_Your objective_
Find each line holding "title" and copy it out.

Records contained in a dataset
╭──

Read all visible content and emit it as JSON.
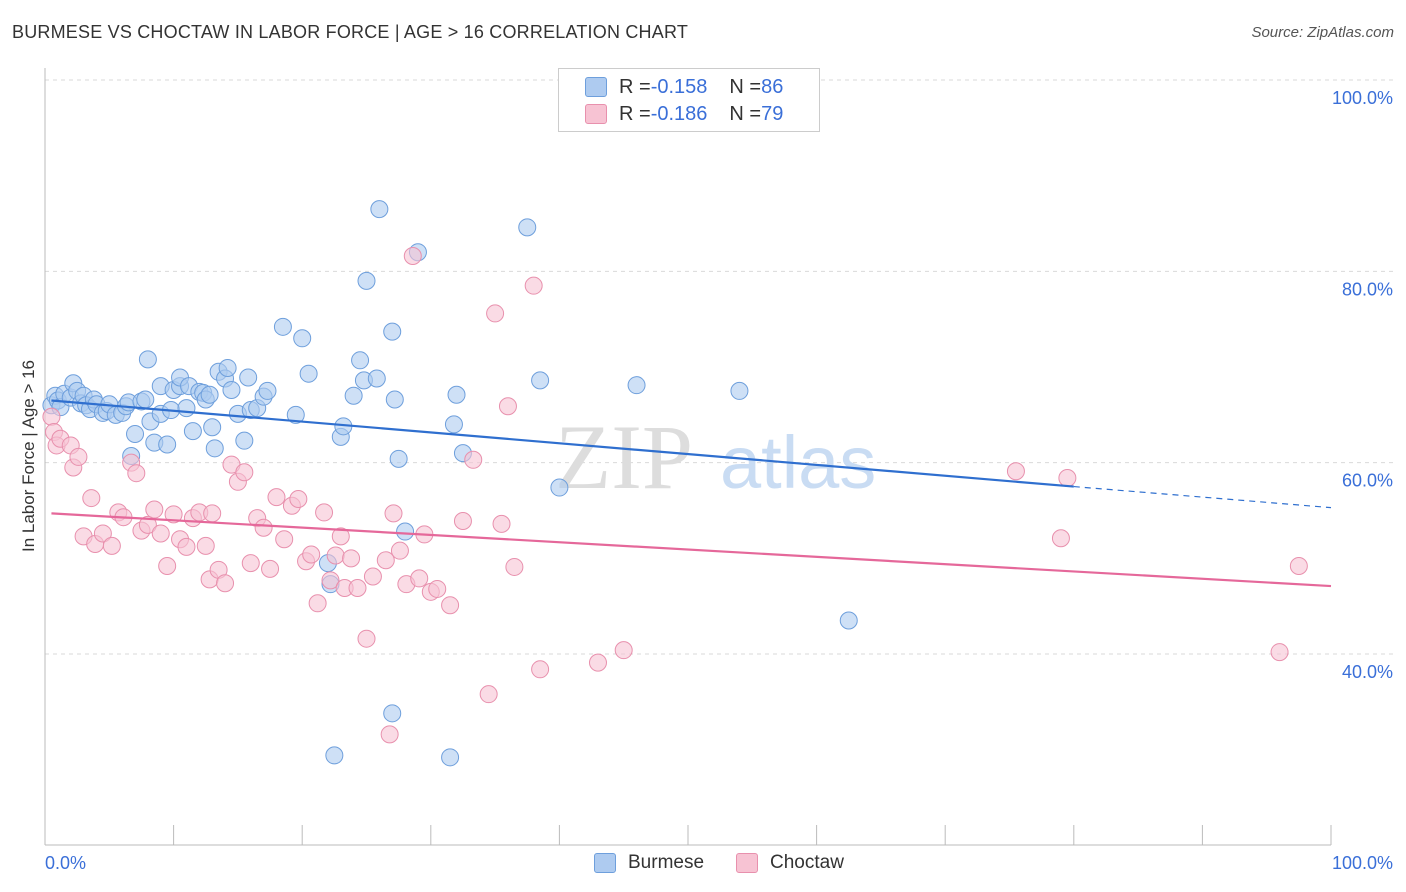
{
  "title": "BURMESE VS CHOCTAW IN LABOR FORCE | AGE > 16 CORRELATION CHART",
  "source": "Source: ZipAtlas.com",
  "watermark": {
    "zip": "ZIP",
    "atlas": "atlas"
  },
  "legend": {
    "rows": [
      {
        "r_label": "R = ",
        "r_value": "-0.158",
        "n_label": "N = ",
        "n_value": "86"
      },
      {
        "r_label": "R = ",
        "r_value": "-0.186",
        "n_label": "N = ",
        "n_value": "79"
      }
    ]
  },
  "bottom_legend": [
    "Burmese",
    "Choctaw"
  ],
  "colors": {
    "burmese_fill": "#aecbf0",
    "burmese_stroke": "#6e9fdc",
    "burmese_line": "#2f6fcf",
    "choctaw_fill": "#f7c3d3",
    "choctaw_stroke": "#e890ad",
    "choctaw_line": "#e5689a",
    "axis_label": "#3a6fd8",
    "grid": "#d9d9d9"
  },
  "chart_data": {
    "type": "scatter",
    "title": "BURMESE VS CHOCTAW IN LABOR FORCE | AGE > 16 CORRELATION CHART",
    "ylabel": "In Labor Force | Age > 16",
    "xlabel": "",
    "xlim": [
      0,
      100
    ],
    "ylim": [
      20,
      105
    ],
    "x_tick_labels": [
      "0.0%",
      "100.0%"
    ],
    "y_ticks": [
      40,
      60,
      80,
      100
    ],
    "y_tick_labels": [
      "40.0%",
      "60.0%",
      "80.0%",
      "100.0%"
    ],
    "grid": true,
    "series": [
      {
        "name": "Burmese",
        "trend": {
          "x": [
            0.5,
            80,
            100
          ],
          "y": [
            66.5,
            57.5,
            55.3
          ],
          "solid_until": 80
        },
        "points": [
          [
            0.5,
            66.0
          ],
          [
            0.8,
            67.0
          ],
          [
            1.0,
            66.5
          ],
          [
            1.2,
            65.8
          ],
          [
            1.5,
            67.2
          ],
          [
            2.0,
            66.8
          ],
          [
            2.2,
            68.3
          ],
          [
            2.5,
            67.5
          ],
          [
            2.8,
            66.2
          ],
          [
            3.0,
            67.0
          ],
          [
            3.2,
            66.0
          ],
          [
            3.5,
            65.6
          ],
          [
            3.8,
            66.6
          ],
          [
            4.0,
            66.1
          ],
          [
            4.5,
            65.2
          ],
          [
            4.8,
            65.4
          ],
          [
            5.0,
            66.1
          ],
          [
            5.5,
            65.0
          ],
          [
            6.0,
            65.2
          ],
          [
            6.3,
            65.9
          ],
          [
            6.5,
            66.3
          ],
          [
            6.7,
            60.7
          ],
          [
            7.0,
            63.0
          ],
          [
            7.5,
            66.4
          ],
          [
            7.8,
            66.6
          ],
          [
            8.0,
            70.8
          ],
          [
            8.2,
            64.3
          ],
          [
            8.5,
            62.1
          ],
          [
            9.0,
            65.1
          ],
          [
            9.0,
            68.0
          ],
          [
            9.5,
            61.9
          ],
          [
            9.8,
            65.5
          ],
          [
            10.0,
            67.6
          ],
          [
            10.5,
            68.0
          ],
          [
            10.5,
            68.9
          ],
          [
            11.0,
            65.7
          ],
          [
            11.2,
            68.0
          ],
          [
            11.5,
            63.3
          ],
          [
            12.0,
            67.4
          ],
          [
            12.3,
            67.3
          ],
          [
            12.5,
            66.6
          ],
          [
            12.8,
            67.1
          ],
          [
            13.0,
            63.7
          ],
          [
            13.2,
            61.5
          ],
          [
            13.5,
            69.5
          ],
          [
            14.0,
            68.8
          ],
          [
            14.2,
            69.9
          ],
          [
            14.5,
            67.6
          ],
          [
            15.0,
            65.1
          ],
          [
            15.5,
            62.3
          ],
          [
            15.8,
            68.9
          ],
          [
            16.0,
            65.5
          ],
          [
            16.5,
            65.7
          ],
          [
            17.0,
            66.9
          ],
          [
            17.3,
            67.5
          ],
          [
            18.5,
            74.2
          ],
          [
            19.5,
            65.0
          ],
          [
            20.0,
            73.0
          ],
          [
            20.5,
            69.3
          ],
          [
            22.0,
            49.5
          ],
          [
            22.2,
            47.3
          ],
          [
            23.0,
            62.7
          ],
          [
            23.2,
            63.8
          ],
          [
            24.0,
            67.0
          ],
          [
            24.5,
            70.7
          ],
          [
            24.8,
            68.6
          ],
          [
            25.0,
            79.0
          ],
          [
            25.8,
            68.8
          ],
          [
            26.0,
            86.5
          ],
          [
            27.0,
            73.7
          ],
          [
            27.2,
            66.6
          ],
          [
            27.5,
            60.4
          ],
          [
            27.0,
            33.8
          ],
          [
            22.5,
            29.4
          ],
          [
            28.0,
            52.8
          ],
          [
            29.0,
            82.0
          ],
          [
            31.5,
            29.2
          ],
          [
            31.8,
            64.0
          ],
          [
            32.0,
            67.1
          ],
          [
            37.5,
            84.6
          ],
          [
            38.5,
            68.6
          ],
          [
            40.0,
            57.4
          ],
          [
            46.0,
            68.1
          ],
          [
            54.0,
            67.5
          ],
          [
            62.5,
            43.5
          ],
          [
            32.5,
            61.0
          ]
        ]
      },
      {
        "name": "Choctaw",
        "trend": {
          "x": [
            0.5,
            100
          ],
          "y": [
            54.7,
            47.1
          ]
        },
        "points": [
          [
            0.5,
            64.8
          ],
          [
            0.7,
            63.2
          ],
          [
            0.9,
            61.8
          ],
          [
            1.2,
            62.5
          ],
          [
            2.0,
            61.8
          ],
          [
            2.2,
            59.5
          ],
          [
            2.6,
            60.6
          ],
          [
            3.0,
            52.3
          ],
          [
            3.6,
            56.3
          ],
          [
            3.9,
            51.5
          ],
          [
            4.5,
            52.6
          ],
          [
            5.2,
            51.3
          ],
          [
            5.7,
            54.8
          ],
          [
            6.1,
            54.3
          ],
          [
            6.7,
            60.0
          ],
          [
            7.1,
            58.9
          ],
          [
            7.5,
            52.9
          ],
          [
            8.0,
            53.5
          ],
          [
            8.5,
            55.1
          ],
          [
            9.0,
            52.6
          ],
          [
            9.5,
            49.2
          ],
          [
            10.0,
            54.6
          ],
          [
            10.5,
            52.0
          ],
          [
            11.0,
            51.2
          ],
          [
            11.5,
            54.2
          ],
          [
            12.0,
            54.8
          ],
          [
            12.5,
            51.3
          ],
          [
            12.8,
            47.8
          ],
          [
            13.0,
            54.7
          ],
          [
            13.5,
            48.8
          ],
          [
            14.0,
            47.4
          ],
          [
            14.5,
            59.8
          ],
          [
            15.0,
            58.0
          ],
          [
            15.5,
            59.0
          ],
          [
            16.0,
            49.5
          ],
          [
            16.5,
            54.2
          ],
          [
            17.0,
            53.2
          ],
          [
            17.5,
            48.9
          ],
          [
            18.0,
            56.4
          ],
          [
            18.6,
            52.0
          ],
          [
            19.2,
            55.5
          ],
          [
            19.7,
            56.2
          ],
          [
            20.3,
            49.7
          ],
          [
            20.7,
            50.4
          ],
          [
            21.2,
            45.3
          ],
          [
            21.7,
            54.8
          ],
          [
            22.2,
            47.7
          ],
          [
            22.6,
            50.3
          ],
          [
            23.0,
            52.3
          ],
          [
            23.3,
            46.9
          ],
          [
            23.8,
            50.0
          ],
          [
            24.3,
            46.9
          ],
          [
            25.0,
            41.6
          ],
          [
            25.5,
            48.1
          ],
          [
            26.5,
            49.8
          ],
          [
            26.8,
            31.6
          ],
          [
            27.1,
            54.7
          ],
          [
            27.6,
            50.8
          ],
          [
            28.1,
            47.3
          ],
          [
            28.6,
            81.6
          ],
          [
            29.1,
            47.9
          ],
          [
            29.5,
            52.5
          ],
          [
            30.0,
            46.5
          ],
          [
            30.5,
            46.8
          ],
          [
            31.5,
            45.1
          ],
          [
            32.5,
            53.9
          ],
          [
            33.3,
            60.3
          ],
          [
            34.5,
            35.8
          ],
          [
            35.0,
            75.6
          ],
          [
            35.5,
            53.6
          ],
          [
            36.0,
            65.9
          ],
          [
            36.5,
            49.1
          ],
          [
            38.0,
            78.5
          ],
          [
            38.5,
            38.4
          ],
          [
            43.0,
            39.1
          ],
          [
            45.0,
            40.4
          ],
          [
            75.5,
            59.1
          ],
          [
            79.5,
            58.4
          ],
          [
            79.0,
            52.1
          ]
        ]
      }
    ],
    "extra_points": {
      "Choctaw": [
        [
          97.5,
          49.2
        ],
        [
          96.0,
          40.2
        ]
      ]
    }
  }
}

╰──

_The completed task_
  "title": "BURMESE VS CHOCTAW IN LABOR FORCE | AGE > 16 CORRELATION CHART",
    "title": "BURMESE VS CHOCTAW IN LABOR FORCE | AGE > 16 CORRELATION CHART",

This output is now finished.